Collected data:
+++
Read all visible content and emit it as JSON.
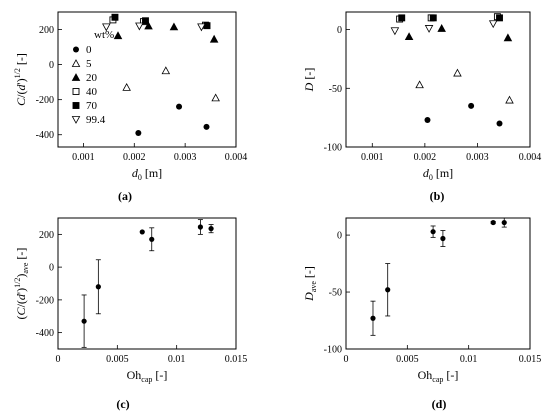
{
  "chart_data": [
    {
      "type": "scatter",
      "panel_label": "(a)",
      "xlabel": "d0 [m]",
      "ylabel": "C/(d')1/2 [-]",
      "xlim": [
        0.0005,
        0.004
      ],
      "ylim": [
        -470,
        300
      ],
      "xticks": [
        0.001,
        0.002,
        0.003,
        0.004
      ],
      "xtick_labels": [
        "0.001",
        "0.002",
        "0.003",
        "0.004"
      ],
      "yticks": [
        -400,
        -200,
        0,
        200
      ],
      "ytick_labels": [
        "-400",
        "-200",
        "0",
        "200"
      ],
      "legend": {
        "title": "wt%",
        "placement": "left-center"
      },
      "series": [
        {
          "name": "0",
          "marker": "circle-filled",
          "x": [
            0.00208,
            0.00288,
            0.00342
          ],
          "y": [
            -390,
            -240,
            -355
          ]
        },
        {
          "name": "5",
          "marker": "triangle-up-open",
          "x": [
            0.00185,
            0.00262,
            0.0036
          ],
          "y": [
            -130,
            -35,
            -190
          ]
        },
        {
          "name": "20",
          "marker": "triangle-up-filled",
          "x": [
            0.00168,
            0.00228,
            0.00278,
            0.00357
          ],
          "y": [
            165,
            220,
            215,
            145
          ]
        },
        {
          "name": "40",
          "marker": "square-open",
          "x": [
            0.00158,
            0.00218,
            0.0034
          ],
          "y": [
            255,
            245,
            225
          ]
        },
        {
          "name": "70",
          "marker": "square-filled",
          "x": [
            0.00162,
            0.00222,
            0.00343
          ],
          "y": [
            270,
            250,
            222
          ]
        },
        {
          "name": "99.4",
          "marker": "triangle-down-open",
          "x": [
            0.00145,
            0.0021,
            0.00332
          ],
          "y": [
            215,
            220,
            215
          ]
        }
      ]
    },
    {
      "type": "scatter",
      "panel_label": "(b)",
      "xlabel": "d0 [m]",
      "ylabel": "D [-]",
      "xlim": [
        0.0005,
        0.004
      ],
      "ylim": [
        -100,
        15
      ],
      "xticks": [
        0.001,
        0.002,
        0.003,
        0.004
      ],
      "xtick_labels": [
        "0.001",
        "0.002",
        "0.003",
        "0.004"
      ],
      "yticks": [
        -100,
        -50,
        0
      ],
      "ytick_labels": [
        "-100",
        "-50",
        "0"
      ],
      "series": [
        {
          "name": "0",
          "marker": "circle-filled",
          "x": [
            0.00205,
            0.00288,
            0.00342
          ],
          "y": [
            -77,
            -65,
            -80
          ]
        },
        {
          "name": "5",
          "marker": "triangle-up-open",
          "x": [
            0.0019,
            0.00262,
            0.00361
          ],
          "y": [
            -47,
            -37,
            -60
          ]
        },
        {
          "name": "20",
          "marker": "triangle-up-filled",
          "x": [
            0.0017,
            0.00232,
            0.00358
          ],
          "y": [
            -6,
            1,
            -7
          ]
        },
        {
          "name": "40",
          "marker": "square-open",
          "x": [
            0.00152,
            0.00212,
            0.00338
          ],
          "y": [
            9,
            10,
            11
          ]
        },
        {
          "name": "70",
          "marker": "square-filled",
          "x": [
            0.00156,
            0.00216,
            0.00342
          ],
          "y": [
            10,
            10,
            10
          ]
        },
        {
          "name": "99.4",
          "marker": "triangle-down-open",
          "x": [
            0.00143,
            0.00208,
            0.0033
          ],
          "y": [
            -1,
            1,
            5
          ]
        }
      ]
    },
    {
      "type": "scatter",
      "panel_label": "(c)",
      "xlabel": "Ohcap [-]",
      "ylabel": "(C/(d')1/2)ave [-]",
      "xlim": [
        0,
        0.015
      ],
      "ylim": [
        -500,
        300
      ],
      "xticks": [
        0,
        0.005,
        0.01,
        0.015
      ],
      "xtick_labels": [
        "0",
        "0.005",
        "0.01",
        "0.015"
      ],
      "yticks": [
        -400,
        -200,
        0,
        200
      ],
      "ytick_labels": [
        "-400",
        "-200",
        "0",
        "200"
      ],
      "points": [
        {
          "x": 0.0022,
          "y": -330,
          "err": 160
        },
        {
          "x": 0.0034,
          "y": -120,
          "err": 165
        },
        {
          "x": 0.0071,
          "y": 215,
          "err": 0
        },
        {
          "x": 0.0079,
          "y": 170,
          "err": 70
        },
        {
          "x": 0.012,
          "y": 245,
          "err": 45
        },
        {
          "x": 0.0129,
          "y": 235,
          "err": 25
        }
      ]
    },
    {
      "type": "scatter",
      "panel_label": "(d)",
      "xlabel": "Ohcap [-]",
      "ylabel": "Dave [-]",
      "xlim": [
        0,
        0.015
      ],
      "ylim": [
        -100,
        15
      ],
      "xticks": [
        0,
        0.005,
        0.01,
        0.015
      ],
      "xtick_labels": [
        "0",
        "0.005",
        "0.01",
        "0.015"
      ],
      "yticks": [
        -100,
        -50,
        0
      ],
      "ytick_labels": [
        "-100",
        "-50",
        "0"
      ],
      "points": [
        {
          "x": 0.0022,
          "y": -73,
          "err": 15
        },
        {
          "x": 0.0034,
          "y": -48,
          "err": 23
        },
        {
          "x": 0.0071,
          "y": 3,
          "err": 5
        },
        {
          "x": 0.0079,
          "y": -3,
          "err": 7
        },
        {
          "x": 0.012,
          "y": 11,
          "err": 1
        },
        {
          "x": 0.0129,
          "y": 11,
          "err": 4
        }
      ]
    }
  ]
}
+++
AIM OF THE EXERCISE:
Copy out each record shown above without alteration, skipping any picture.

CORRECT RESULT:
Read all visible content and emit it as JSON.
{
  "chart_data": [
    {
      "type": "scatter",
      "panel_label": "(a)",
      "xlabel": "d0 [m]",
      "ylabel": "C/(d')1/2 [-]",
      "xlim": [
        0.0005,
        0.004
      ],
      "ylim": [
        -470,
        300
      ],
      "xticks": [
        0.001,
        0.002,
        0.003,
        0.004
      ],
      "xtick_labels": [
        "0.001",
        "0.002",
        "0.003",
        "0.004"
      ],
      "yticks": [
        -400,
        -200,
        0,
        200
      ],
      "ytick_labels": [
        "-400",
        "-200",
        "0",
        "200"
      ],
      "legend": {
        "title": "wt%",
        "placement": "left-center"
      },
      "series": [
        {
          "name": "0",
          "marker": "circle-filled",
          "x": [
            0.00208,
            0.00288,
            0.00342
          ],
          "y": [
            -390,
            -240,
            -355
          ]
        },
        {
          "name": "5",
          "marker": "triangle-up-open",
          "x": [
            0.00185,
            0.00262,
            0.0036
          ],
          "y": [
            -130,
            -35,
            -190
          ]
        },
        {
          "name": "20",
          "marker": "triangle-up-filled",
          "x": [
            0.00168,
            0.00228,
            0.00278,
            0.00357
          ],
          "y": [
            165,
            220,
            215,
            145
          ]
        },
        {
          "name": "40",
          "marker": "square-open",
          "x": [
            0.00158,
            0.00218,
            0.0034
          ],
          "y": [
            255,
            245,
            225
          ]
        },
        {
          "name": "70",
          "marker": "square-filled",
          "x": [
            0.00162,
            0.00222,
            0.00343
          ],
          "y": [
            270,
            250,
            222
          ]
        },
        {
          "name": "99.4",
          "marker": "triangle-down-open",
          "x": [
            0.00145,
            0.0021,
            0.00332
          ],
          "y": [
            215,
            220,
            215
          ]
        }
      ]
    },
    {
      "type": "scatter",
      "panel_label": "(b)",
      "xlabel": "d0 [m]",
      "ylabel": "D [-]",
      "xlim": [
        0.0005,
        0.004
      ],
      "ylim": [
        -100,
        15
      ],
      "xticks": [
        0.001,
        0.002,
        0.003,
        0.004
      ],
      "xtick_labels": [
        "0.001",
        "0.002",
        "0.003",
        "0.004"
      ],
      "yticks": [
        -100,
        -50,
        0
      ],
      "ytick_labels": [
        "-100",
        "-50",
        "0"
      ],
      "series": [
        {
          "name": "0",
          "marker": "circle-filled",
          "x": [
            0.00205,
            0.00288,
            0.00342
          ],
          "y": [
            -77,
            -65,
            -80
          ]
        },
        {
          "name": "5",
          "marker": "triangle-up-open",
          "x": [
            0.0019,
            0.00262,
            0.00361
          ],
          "y": [
            -47,
            -37,
            -60
          ]
        },
        {
          "name": "20",
          "marker": "triangle-up-filled",
          "x": [
            0.0017,
            0.00232,
            0.00358
          ],
          "y": [
            -6,
            1,
            -7
          ]
        },
        {
          "name": "40",
          "marker": "square-open",
          "x": [
            0.00152,
            0.00212,
            0.00338
          ],
          "y": [
            9,
            10,
            11
          ]
        },
        {
          "name": "70",
          "marker": "square-filled",
          "x": [
            0.00156,
            0.00216,
            0.00342
          ],
          "y": [
            10,
            10,
            10
          ]
        },
        {
          "name": "99.4",
          "marker": "triangle-down-open",
          "x": [
            0.00143,
            0.00208,
            0.0033
          ],
          "y": [
            -1,
            1,
            5
          ]
        }
      ]
    },
    {
      "type": "scatter",
      "panel_label": "(c)",
      "xlabel": "Ohcap [-]",
      "ylabel": "(C/(d')1/2)ave [-]",
      "xlim": [
        0,
        0.015
      ],
      "ylim": [
        -500,
        300
      ],
      "xticks": [
        0,
        0.005,
        0.01,
        0.015
      ],
      "xtick_labels": [
        "0",
        "0.005",
        "0.01",
        "0.015"
      ],
      "yticks": [
        -400,
        -200,
        0,
        200
      ],
      "ytick_labels": [
        "-400",
        "-200",
        "0",
        "200"
      ],
      "points": [
        {
          "x": 0.0022,
          "y": -330,
          "err": 160
        },
        {
          "x": 0.0034,
          "y": -120,
          "err": 165
        },
        {
          "x": 0.0071,
          "y": 215,
          "err": 0
        },
        {
          "x": 0.0079,
          "y": 170,
          "err": 70
        },
        {
          "x": 0.012,
          "y": 245,
          "err": 45
        },
        {
          "x": 0.0129,
          "y": 235,
          "err": 25
        }
      ]
    },
    {
      "type": "scatter",
      "panel_label": "(d)",
      "xlabel": "Ohcap [-]",
      "ylabel": "Dave [-]",
      "xlim": [
        0,
        0.015
      ],
      "ylim": [
        -100,
        15
      ],
      "xticks": [
        0,
        0.005,
        0.01,
        0.015
      ],
      "xtick_labels": [
        "0",
        "0.005",
        "0.01",
        "0.015"
      ],
      "yticks": [
        -100,
        -50,
        0
      ],
      "ytick_labels": [
        "-100",
        "-50",
        "0"
      ],
      "points": [
        {
          "x": 0.0022,
          "y": -73,
          "err": 15
        },
        {
          "x": 0.0034,
          "y": -48,
          "err": 23
        },
        {
          "x": 0.0071,
          "y": 3,
          "err": 5
        },
        {
          "x": 0.0079,
          "y": -3,
          "err": 7
        },
        {
          "x": 0.012,
          "y": 11,
          "err": 1
        },
        {
          "x": 0.0129,
          "y": 11,
          "err": 4
        }
      ]
    }
  ]
}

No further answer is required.